* _Required work_:
Your task is to repeat the entries exactly. Leave the pictures out.

* _Items from a figure collection_:
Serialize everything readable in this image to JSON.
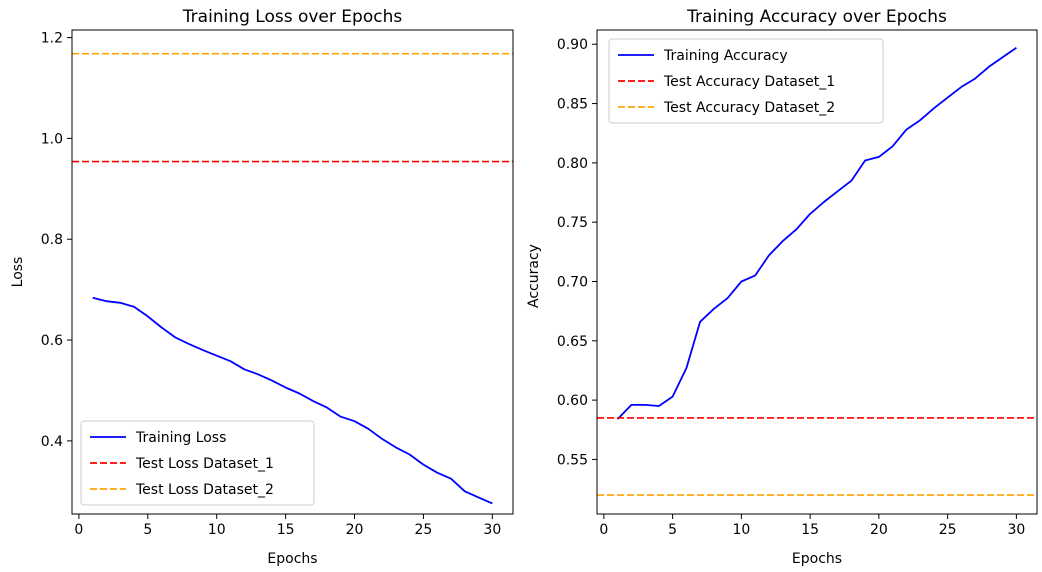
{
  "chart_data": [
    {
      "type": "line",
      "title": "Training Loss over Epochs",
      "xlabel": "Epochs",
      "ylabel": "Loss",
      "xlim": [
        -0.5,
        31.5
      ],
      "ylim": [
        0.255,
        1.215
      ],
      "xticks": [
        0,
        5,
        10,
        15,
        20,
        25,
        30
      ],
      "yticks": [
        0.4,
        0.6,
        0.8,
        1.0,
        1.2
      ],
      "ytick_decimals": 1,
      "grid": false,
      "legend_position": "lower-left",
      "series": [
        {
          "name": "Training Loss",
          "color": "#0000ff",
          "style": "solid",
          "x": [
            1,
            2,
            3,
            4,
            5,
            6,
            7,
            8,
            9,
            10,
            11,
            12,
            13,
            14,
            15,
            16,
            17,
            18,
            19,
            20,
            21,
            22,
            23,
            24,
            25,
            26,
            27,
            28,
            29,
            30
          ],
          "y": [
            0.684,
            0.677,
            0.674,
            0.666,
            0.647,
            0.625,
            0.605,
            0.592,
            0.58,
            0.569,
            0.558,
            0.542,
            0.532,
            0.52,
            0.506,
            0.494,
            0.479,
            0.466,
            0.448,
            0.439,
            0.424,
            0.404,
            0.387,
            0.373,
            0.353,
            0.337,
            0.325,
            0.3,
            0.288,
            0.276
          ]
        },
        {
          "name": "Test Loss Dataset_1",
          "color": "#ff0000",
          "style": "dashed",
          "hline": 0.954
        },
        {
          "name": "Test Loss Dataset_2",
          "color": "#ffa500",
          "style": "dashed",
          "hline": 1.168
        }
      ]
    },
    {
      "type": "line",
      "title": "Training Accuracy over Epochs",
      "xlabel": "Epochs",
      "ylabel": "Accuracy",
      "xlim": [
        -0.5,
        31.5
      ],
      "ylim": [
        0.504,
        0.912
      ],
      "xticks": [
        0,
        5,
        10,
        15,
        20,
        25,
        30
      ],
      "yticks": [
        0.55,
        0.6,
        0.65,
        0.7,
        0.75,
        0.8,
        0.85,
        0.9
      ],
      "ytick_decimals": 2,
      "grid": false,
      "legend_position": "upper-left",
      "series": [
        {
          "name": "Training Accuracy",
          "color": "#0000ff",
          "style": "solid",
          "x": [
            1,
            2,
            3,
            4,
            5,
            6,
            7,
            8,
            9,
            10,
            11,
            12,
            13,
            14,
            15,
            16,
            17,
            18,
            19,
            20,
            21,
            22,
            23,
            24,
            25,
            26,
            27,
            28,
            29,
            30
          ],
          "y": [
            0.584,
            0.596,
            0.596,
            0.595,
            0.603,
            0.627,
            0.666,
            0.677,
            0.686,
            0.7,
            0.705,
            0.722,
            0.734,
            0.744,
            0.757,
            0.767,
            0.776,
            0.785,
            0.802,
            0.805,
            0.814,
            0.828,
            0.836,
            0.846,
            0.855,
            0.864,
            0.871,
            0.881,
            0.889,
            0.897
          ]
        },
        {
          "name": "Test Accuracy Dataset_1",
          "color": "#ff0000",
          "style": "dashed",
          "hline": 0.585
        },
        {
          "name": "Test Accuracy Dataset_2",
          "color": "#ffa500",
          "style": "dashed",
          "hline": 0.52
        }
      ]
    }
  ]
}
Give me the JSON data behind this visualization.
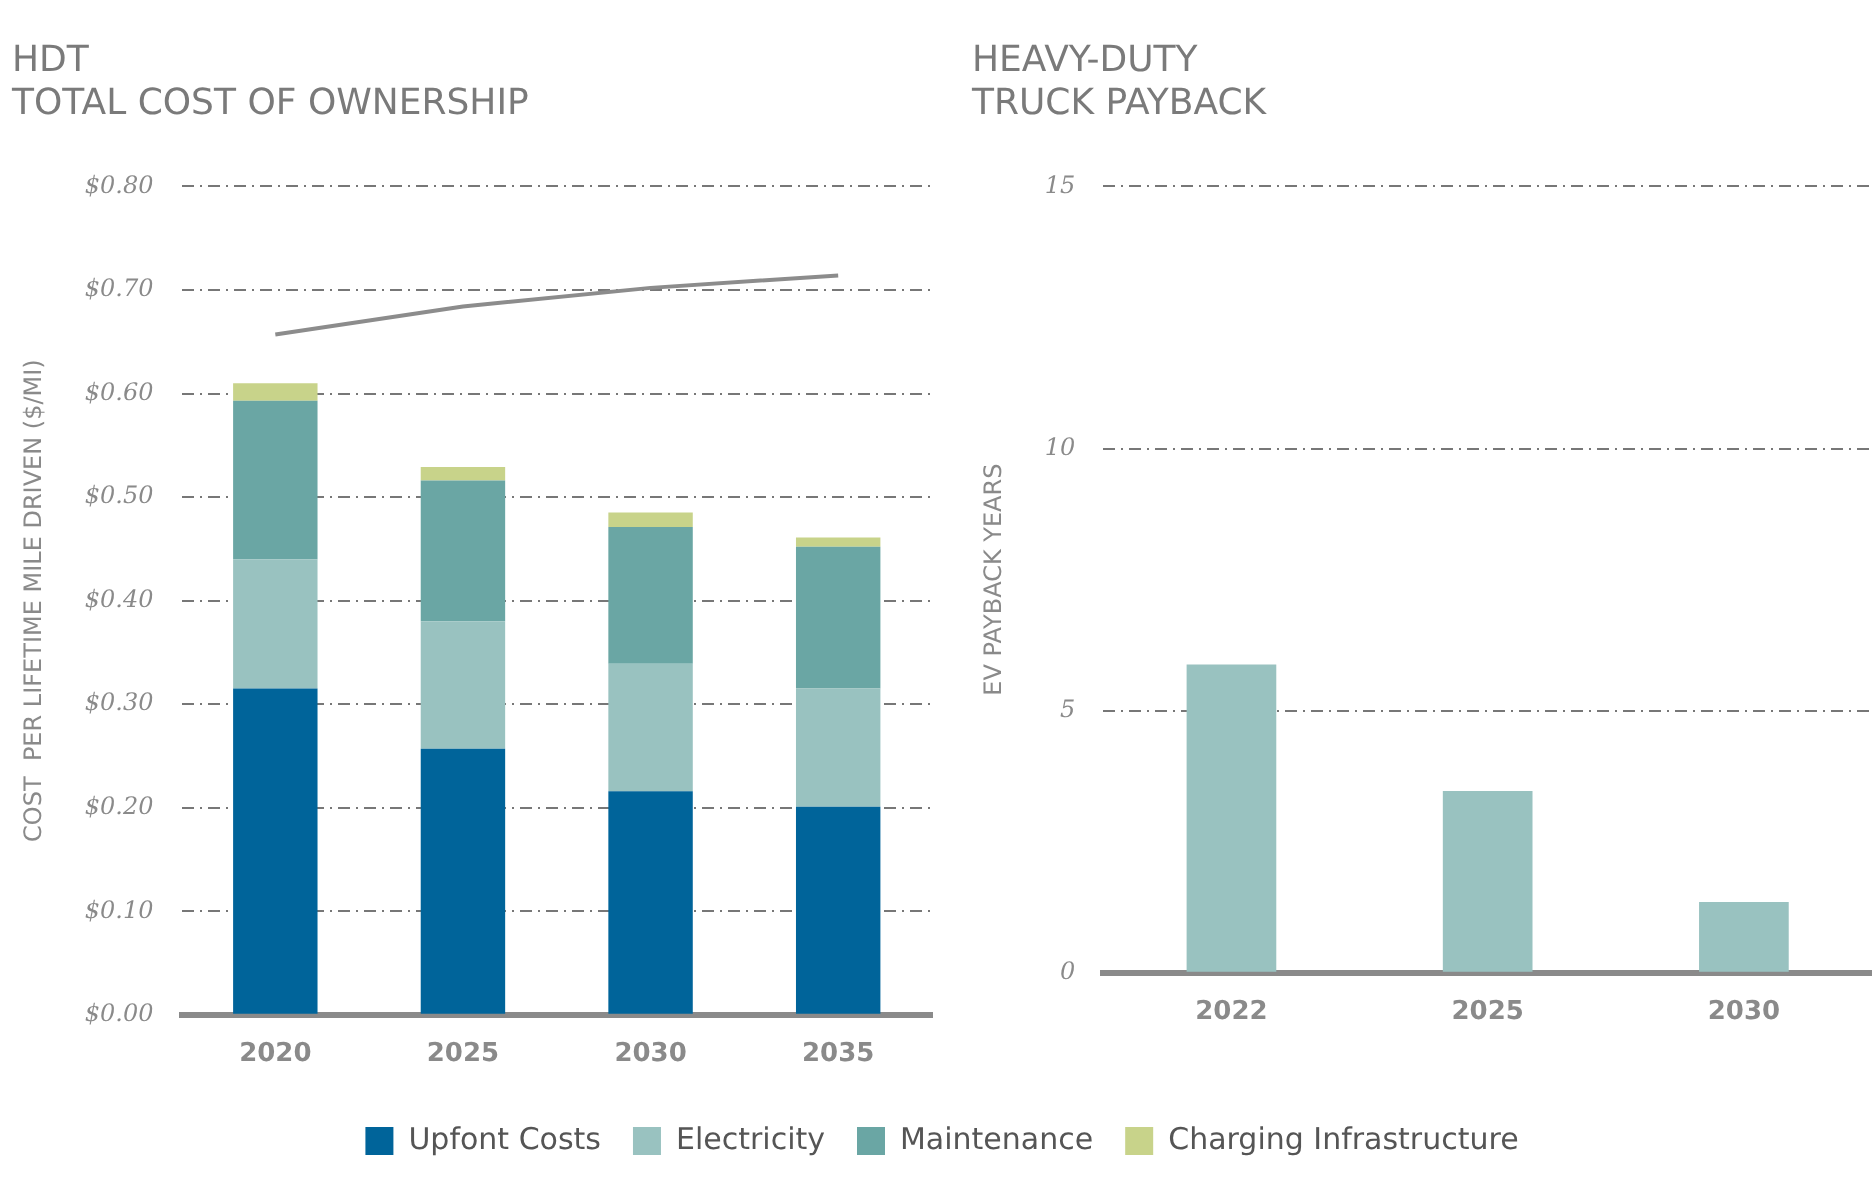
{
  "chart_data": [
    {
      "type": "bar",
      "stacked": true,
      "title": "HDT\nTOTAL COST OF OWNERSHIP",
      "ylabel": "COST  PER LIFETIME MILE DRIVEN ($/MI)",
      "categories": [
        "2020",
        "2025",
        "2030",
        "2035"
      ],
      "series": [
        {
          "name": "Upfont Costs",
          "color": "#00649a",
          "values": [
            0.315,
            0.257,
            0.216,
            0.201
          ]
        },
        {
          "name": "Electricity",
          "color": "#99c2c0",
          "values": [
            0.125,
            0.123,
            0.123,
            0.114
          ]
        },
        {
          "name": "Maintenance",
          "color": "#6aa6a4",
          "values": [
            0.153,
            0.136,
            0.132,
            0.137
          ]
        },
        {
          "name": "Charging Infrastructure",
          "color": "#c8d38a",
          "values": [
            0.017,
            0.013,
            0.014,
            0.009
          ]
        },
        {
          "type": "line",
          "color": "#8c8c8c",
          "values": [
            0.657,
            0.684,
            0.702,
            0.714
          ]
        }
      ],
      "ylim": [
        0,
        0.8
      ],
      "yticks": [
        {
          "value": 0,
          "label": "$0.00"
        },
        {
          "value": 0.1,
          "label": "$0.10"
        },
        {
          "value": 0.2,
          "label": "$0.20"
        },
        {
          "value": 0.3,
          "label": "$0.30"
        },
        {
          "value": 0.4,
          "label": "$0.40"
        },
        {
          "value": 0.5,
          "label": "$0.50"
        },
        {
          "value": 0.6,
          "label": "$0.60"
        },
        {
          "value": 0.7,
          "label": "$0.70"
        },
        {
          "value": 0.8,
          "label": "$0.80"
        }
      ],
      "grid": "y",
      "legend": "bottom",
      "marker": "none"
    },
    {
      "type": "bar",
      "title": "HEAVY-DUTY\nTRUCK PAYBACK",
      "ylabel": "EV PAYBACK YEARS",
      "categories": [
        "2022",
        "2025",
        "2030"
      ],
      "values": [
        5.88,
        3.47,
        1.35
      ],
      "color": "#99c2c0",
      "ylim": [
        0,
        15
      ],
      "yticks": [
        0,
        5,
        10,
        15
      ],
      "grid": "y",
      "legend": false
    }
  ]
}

* _Answer for this exercise_:
Serialize everything readable in this image to JSON.
{
  "chart_data": [
    {
      "type": "line",
      "title": "Training Loss over Epochs",
      "xlabel": "Epochs",
      "ylabel": "Loss",
      "xlim": [
        -0.5,
        31.5
      ],
      "ylim": [
        0.255,
        1.215
      ],
      "xticks": [
        0,
        5,
        10,
        15,
        20,
        25,
        30
      ],
      "yticks": [
        0.4,
        0.6,
        0.8,
        1.0,
        1.2
      ],
      "ytick_decimals": 1,
      "grid": false,
      "legend_position": "lower-left",
      "series": [
        {
          "name": "Training Loss",
          "color": "#0000ff",
          "style": "solid",
          "x": [
            1,
            2,
            3,
            4,
            5,
            6,
            7,
            8,
            9,
            10,
            11,
            12,
            13,
            14,
            15,
            16,
            17,
            18,
            19,
            20,
            21,
            22,
            23,
            24,
            25,
            26,
            27,
            28,
            29,
            30
          ],
          "y": [
            0.684,
            0.677,
            0.674,
            0.666,
            0.647,
            0.625,
            0.605,
            0.592,
            0.58,
            0.569,
            0.558,
            0.542,
            0.532,
            0.52,
            0.506,
            0.494,
            0.479,
            0.466,
            0.448,
            0.439,
            0.424,
            0.404,
            0.387,
            0.373,
            0.353,
            0.337,
            0.325,
            0.3,
            0.288,
            0.276
          ]
        },
        {
          "name": "Test Loss Dataset_1",
          "color": "#ff0000",
          "style": "dashed",
          "hline": 0.954
        },
        {
          "name": "Test Loss Dataset_2",
          "color": "#ffa500",
          "style": "dashed",
          "hline": 1.168
        }
      ]
    },
    {
      "type": "line",
      "title": "Training Accuracy over Epochs",
      "xlabel": "Epochs",
      "ylabel": "Accuracy",
      "xlim": [
        -0.5,
        31.5
      ],
      "ylim": [
        0.504,
        0.912
      ],
      "xticks": [
        0,
        5,
        10,
        15,
        20,
        25,
        30
      ],
      "yticks": [
        0.55,
        0.6,
        0.65,
        0.7,
        0.75,
        0.8,
        0.85,
        0.9
      ],
      "ytick_decimals": 2,
      "grid": false,
      "legend_position": "upper-left",
      "series": [
        {
          "name": "Training Accuracy",
          "color": "#0000ff",
          "style": "solid",
          "x": [
            1,
            2,
            3,
            4,
            5,
            6,
            7,
            8,
            9,
            10,
            11,
            12,
            13,
            14,
            15,
            16,
            17,
            18,
            19,
            20,
            21,
            22,
            23,
            24,
            25,
            26,
            27,
            28,
            29,
            30
          ],
          "y": [
            0.584,
            0.596,
            0.596,
            0.595,
            0.603,
            0.627,
            0.666,
            0.677,
            0.686,
            0.7,
            0.705,
            0.722,
            0.734,
            0.744,
            0.757,
            0.767,
            0.776,
            0.785,
            0.802,
            0.805,
            0.814,
            0.828,
            0.836,
            0.846,
            0.855,
            0.864,
            0.871,
            0.881,
            0.889,
            0.897
          ]
        },
        {
          "name": "Test Accuracy Dataset_1",
          "color": "#ff0000",
          "style": "dashed",
          "hline": 0.585
        },
        {
          "name": "Test Accuracy Dataset_2",
          "color": "#ffa500",
          "style": "dashed",
          "hline": 0.52
        }
      ]
    }
  ]
}
Give me the JSON data behind this visualization.
{
  "chart_data": [
    {
      "type": "bar",
      "stacked": true,
      "title": "HDT\nTOTAL COST OF OWNERSHIP",
      "ylabel": "COST  PER LIFETIME MILE DRIVEN ($/MI)",
      "categories": [
        "2020",
        "2025",
        "2030",
        "2035"
      ],
      "series": [
        {
          "name": "Upfont Costs",
          "color": "#00649a",
          "values": [
            0.315,
            0.257,
            0.216,
            0.201
          ]
        },
        {
          "name": "Electricity",
          "color": "#99c2c0",
          "values": [
            0.125,
            0.123,
            0.123,
            0.114
          ]
        },
        {
          "name": "Maintenance",
          "color": "#6aa6a4",
          "values": [
            0.153,
            0.136,
            0.132,
            0.137
          ]
        },
        {
          "name": "Charging Infrastructure",
          "color": "#c8d38a",
          "values": [
            0.017,
            0.013,
            0.014,
            0.009
          ]
        },
        {
          "type": "line",
          "color": "#8c8c8c",
          "values": [
            0.657,
            0.684,
            0.702,
            0.714
          ]
        }
      ],
      "ylim": [
        0,
        0.8
      ],
      "yticks": [
        {
          "value": 0,
          "label": "$0.00"
        },
        {
          "value": 0.1,
          "label": "$0.10"
        },
        {
          "value": 0.2,
          "label": "$0.20"
        },
        {
          "value": 0.3,
          "label": "$0.30"
        },
        {
          "value": 0.4,
          "label": "$0.40"
        },
        {
          "value": 0.5,
          "label": "$0.50"
        },
        {
          "value": 0.6,
          "label": "$0.60"
        },
        {
          "value": 0.7,
          "label": "$0.70"
        },
        {
          "value": 0.8,
          "label": "$0.80"
        }
      ],
      "grid": "y",
      "legend": "bottom",
      "marker": "none"
    },
    {
      "type": "bar",
      "title": "HEAVY-DUTY\nTRUCK PAYBACK",
      "ylabel": "EV PAYBACK YEARS",
      "categories": [
        "2022",
        "2025",
        "2030"
      ],
      "values": [
        5.88,
        3.47,
        1.35
      ],
      "color": "#99c2c0",
      "ylim": [
        0,
        15
      ],
      "yticks": [
        0,
        5,
        10,
        15
      ],
      "grid": "y",
      "legend": false
    }
  ]
}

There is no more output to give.